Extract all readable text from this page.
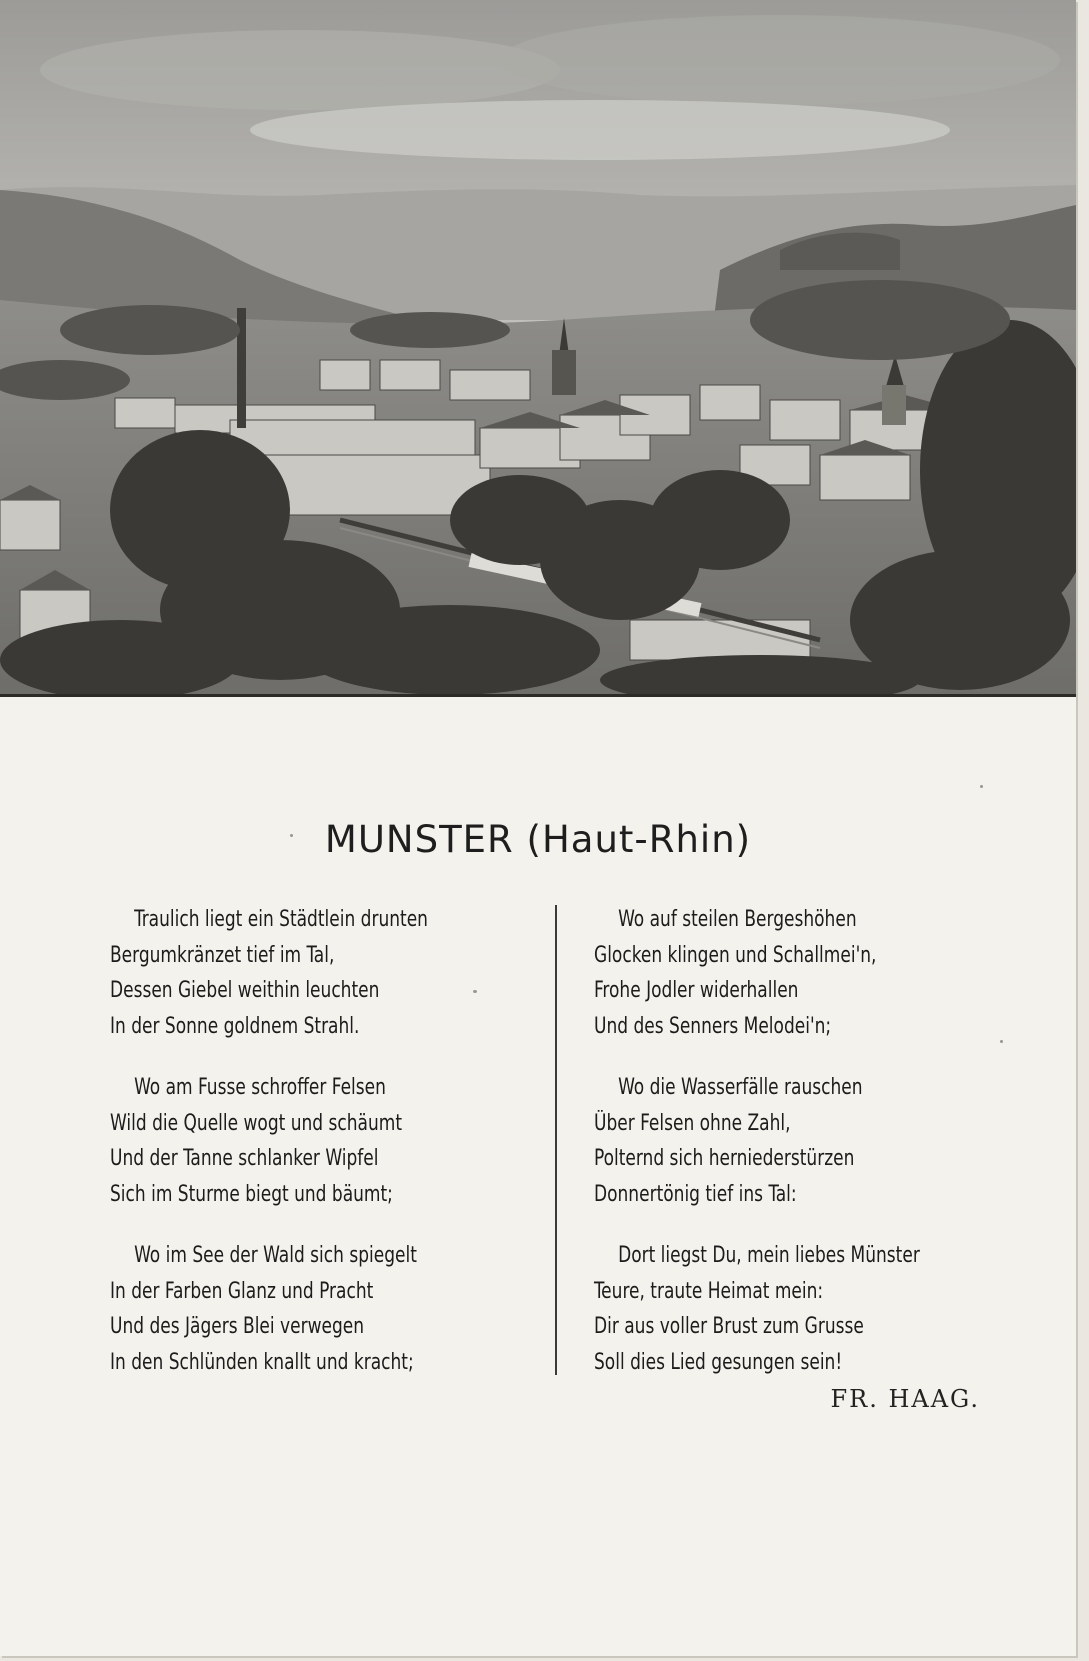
MUNSTER (Haut-Rhin)
Traulich liegt ein Städtlein drunten
Bergumkränzet tief im Tal,
Dessen Giebel weithin leuchten
In der Sonne goldnem Strahl.
Wo am Fusse schroffer Felsen
Wild die Quelle wogt und schäumt
Und der Tanne schlanker Wipfel
Sich im Sturme biegt und bäumt;
Wo im See der Wald sich spiegelt
In der Farben Glanz und Pracht
Und des Jägers Blei verwegen
In den Schlünden knallt und kracht;
Wo auf steilen Bergeshöhen
Glocken klingen und Schallmei'n,
Frohe Jodler widerhallen
Und des Senners Melodei'n;
Wo die Wasserfälle rauschen
Über Felsen ohne Zahl,
Polternd sich herniederstürzen
Donnertönig tief ins Tal:
Dort liegst Du, mein liebes Münster
Teure, traute Heimat mein:
Dir aus voller Brust zum Grusse
Soll dies Lied gesungen sein!
FR. HAAG.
============
Task to carry out: Every entry above needs to be retyped exactly; drop the pictures.

Result of this exercise:
Extract all readable text from this page.
MUNSTER (Haut-Rhin)
Traulich liegt ein Städtlein drunten
Bergumkränzet tief im Tal,
Dessen Giebel weithin leuchten
In der Sonne goldnem Strahl.
Wo am Fusse schroffer Felsen
Wild die Quelle wogt und schäumt
Und der Tanne schlanker Wipfel
Sich im Sturme biegt und bäumt;
Wo im See der Wald sich spiegelt
In der Farben Glanz und Pracht
Und des Jägers Blei verwegen
In den Schlünden knallt und kracht;
Wo auf steilen Bergeshöhen
Glocken klingen und Schallmei'n,
Frohe Jodler widerhallen
Und des Senners Melodei'n;
Wo die Wasserfälle rauschen
Über Felsen ohne Zahl,
Polternd sich herniederstürzen
Donnertönig tief ins Tal:
Dort liegst Du, mein liebes Münster
Teure, traute Heimat mein:
Dir aus voller Brust zum Grusse
Soll dies Lied gesungen sein!
FR. HAAG.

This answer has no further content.